Description of the task:
Extract all lines that hold "bianco" from the records below.

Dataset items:
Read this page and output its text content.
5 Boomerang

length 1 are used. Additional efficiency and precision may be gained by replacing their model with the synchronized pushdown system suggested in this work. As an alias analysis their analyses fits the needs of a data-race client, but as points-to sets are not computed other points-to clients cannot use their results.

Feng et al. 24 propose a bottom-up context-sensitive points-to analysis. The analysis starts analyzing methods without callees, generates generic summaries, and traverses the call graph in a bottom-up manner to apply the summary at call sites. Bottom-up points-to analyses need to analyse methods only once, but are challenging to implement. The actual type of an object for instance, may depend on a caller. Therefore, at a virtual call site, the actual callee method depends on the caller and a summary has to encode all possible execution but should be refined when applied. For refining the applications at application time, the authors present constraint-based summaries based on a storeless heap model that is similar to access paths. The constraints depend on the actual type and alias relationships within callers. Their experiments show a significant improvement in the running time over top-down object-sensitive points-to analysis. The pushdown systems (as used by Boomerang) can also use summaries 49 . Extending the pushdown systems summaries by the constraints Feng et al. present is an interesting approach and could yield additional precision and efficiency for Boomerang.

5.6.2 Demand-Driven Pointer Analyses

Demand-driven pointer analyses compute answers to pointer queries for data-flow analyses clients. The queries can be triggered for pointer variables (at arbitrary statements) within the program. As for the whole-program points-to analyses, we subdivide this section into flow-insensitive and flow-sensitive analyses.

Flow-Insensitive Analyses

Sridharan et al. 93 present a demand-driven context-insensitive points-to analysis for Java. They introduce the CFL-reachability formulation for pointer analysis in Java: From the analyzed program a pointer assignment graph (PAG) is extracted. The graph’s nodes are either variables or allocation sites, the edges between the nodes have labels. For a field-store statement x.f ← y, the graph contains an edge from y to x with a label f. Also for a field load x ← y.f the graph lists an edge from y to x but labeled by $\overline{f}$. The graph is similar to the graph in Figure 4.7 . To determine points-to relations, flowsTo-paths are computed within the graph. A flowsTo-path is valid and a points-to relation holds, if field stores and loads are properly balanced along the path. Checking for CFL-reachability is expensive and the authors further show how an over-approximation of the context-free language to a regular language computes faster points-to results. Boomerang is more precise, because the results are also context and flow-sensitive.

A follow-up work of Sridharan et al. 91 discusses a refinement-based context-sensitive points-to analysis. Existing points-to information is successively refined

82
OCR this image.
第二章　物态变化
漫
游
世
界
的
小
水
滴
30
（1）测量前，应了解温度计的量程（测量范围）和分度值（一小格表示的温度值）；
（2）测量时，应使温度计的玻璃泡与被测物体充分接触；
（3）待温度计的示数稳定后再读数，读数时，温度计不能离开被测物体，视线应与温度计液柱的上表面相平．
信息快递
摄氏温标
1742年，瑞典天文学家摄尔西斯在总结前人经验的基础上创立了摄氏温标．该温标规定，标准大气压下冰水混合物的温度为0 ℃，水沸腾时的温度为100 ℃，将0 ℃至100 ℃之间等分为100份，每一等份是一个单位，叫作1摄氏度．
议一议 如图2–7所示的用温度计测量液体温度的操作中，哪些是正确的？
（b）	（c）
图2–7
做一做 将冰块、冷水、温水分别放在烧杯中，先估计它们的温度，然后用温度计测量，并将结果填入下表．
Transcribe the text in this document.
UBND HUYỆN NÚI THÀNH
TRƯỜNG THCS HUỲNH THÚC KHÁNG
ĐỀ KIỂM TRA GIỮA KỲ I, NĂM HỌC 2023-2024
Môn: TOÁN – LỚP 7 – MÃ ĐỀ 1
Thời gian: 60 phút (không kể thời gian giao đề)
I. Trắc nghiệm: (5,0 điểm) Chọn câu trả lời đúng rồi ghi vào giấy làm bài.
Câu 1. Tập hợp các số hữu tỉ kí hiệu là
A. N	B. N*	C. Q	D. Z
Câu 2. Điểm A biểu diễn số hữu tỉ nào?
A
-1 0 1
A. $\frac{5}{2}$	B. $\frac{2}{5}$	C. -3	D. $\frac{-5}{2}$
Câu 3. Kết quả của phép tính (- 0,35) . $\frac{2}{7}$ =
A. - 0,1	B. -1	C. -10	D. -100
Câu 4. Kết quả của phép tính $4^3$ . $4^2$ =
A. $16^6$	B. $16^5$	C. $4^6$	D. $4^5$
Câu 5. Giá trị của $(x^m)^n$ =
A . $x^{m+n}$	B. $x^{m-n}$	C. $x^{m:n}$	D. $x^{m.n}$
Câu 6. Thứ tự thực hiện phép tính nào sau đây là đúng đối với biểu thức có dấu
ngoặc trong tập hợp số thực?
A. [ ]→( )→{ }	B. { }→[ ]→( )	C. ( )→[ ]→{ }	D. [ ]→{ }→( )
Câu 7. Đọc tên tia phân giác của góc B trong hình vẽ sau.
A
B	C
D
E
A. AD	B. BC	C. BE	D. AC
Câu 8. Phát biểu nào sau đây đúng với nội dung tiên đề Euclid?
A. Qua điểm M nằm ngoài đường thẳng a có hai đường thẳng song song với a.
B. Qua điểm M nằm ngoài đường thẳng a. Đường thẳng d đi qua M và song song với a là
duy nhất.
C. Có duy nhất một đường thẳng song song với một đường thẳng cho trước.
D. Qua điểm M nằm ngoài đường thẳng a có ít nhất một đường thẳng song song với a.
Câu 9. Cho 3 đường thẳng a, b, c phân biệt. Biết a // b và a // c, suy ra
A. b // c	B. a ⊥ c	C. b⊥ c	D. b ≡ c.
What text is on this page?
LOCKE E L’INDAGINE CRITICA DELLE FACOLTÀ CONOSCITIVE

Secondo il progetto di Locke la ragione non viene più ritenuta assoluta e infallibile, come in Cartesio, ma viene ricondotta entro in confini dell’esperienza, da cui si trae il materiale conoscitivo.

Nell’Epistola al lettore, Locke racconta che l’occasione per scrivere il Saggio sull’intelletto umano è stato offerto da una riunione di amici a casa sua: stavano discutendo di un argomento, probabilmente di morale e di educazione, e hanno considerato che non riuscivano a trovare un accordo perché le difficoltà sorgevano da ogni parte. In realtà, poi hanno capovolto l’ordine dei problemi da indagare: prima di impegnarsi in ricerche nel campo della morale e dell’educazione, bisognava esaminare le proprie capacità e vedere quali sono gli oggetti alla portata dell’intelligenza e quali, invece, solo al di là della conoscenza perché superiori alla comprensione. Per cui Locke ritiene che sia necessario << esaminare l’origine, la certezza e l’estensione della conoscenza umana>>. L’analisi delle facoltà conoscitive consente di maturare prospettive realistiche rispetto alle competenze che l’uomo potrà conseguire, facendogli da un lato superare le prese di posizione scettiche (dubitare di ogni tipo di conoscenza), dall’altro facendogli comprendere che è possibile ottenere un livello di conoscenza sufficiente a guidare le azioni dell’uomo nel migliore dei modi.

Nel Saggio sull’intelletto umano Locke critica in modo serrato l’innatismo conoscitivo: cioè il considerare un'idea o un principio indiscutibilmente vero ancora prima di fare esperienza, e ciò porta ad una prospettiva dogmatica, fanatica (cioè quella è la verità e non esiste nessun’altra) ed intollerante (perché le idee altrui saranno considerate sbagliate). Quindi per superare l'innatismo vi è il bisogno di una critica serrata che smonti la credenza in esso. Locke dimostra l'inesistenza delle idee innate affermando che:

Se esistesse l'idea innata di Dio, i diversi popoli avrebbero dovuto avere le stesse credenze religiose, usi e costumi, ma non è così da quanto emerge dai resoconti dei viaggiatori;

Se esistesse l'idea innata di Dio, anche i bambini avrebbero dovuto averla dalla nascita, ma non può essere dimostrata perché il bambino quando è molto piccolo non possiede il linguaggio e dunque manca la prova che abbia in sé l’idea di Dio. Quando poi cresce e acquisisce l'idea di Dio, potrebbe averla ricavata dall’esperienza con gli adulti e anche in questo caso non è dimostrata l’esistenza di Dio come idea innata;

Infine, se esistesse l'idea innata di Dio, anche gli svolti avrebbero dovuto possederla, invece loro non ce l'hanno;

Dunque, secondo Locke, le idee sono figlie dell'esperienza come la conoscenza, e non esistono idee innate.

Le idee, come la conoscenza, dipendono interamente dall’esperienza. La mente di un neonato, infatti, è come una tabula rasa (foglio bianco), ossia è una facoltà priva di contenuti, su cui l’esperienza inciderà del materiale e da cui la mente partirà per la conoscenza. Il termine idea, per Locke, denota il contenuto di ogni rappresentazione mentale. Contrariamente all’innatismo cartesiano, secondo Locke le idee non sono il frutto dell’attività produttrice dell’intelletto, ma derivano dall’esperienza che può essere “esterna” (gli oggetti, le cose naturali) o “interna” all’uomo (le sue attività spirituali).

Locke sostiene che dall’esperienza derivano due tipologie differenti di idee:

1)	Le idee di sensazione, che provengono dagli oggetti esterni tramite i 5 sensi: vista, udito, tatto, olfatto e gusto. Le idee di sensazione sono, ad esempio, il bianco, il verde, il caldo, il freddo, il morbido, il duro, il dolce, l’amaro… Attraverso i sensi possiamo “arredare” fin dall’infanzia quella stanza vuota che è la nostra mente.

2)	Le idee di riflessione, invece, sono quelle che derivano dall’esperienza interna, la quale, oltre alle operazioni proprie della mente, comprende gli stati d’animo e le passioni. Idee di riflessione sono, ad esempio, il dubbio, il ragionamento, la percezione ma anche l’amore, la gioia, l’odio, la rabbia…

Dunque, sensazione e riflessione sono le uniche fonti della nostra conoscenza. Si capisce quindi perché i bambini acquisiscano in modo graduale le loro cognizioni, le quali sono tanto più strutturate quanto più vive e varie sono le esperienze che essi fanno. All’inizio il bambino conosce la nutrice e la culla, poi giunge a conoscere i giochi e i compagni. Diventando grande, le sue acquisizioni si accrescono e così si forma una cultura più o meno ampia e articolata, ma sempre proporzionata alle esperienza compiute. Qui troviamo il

Answer in full:
Le idee, come la conoscenza, dipendono interamente dall’esperienza. La mente di un neonato, infatti, è come una tabula rasa (foglio bianco), ossia è una facoltà priva di contenuti, su cui l’esperienza inciderà del materiale e da cui la mente partirà per la conoscenza. Il termine idea, per Locke, denota il contenuto di ogni rappresentazione mentale. Contrariamente all’innatismo cartesiano, secondo Locke le idee non sono il frutto dell’attività produttrice dell’intelletto, ma derivano dall’esperienza che può essere “esterna” (gli oggetti, le cose naturali) o “interna” all’uomo (le sue attività spirituali).
1)	Le idee di sensazione, che provengono dagli oggetti esterni tramite i 5 sensi: vista, udito, tatto, olfatto e gusto. Le idee di sensazione sono, ad esempio, il bianco, il verde, il caldo, il freddo, il morbido, il duro, il dolce, l’amaro… Attraverso i sensi possiamo “arredare” fin dall’infanzia quella stanza vuota che è la nostra mente.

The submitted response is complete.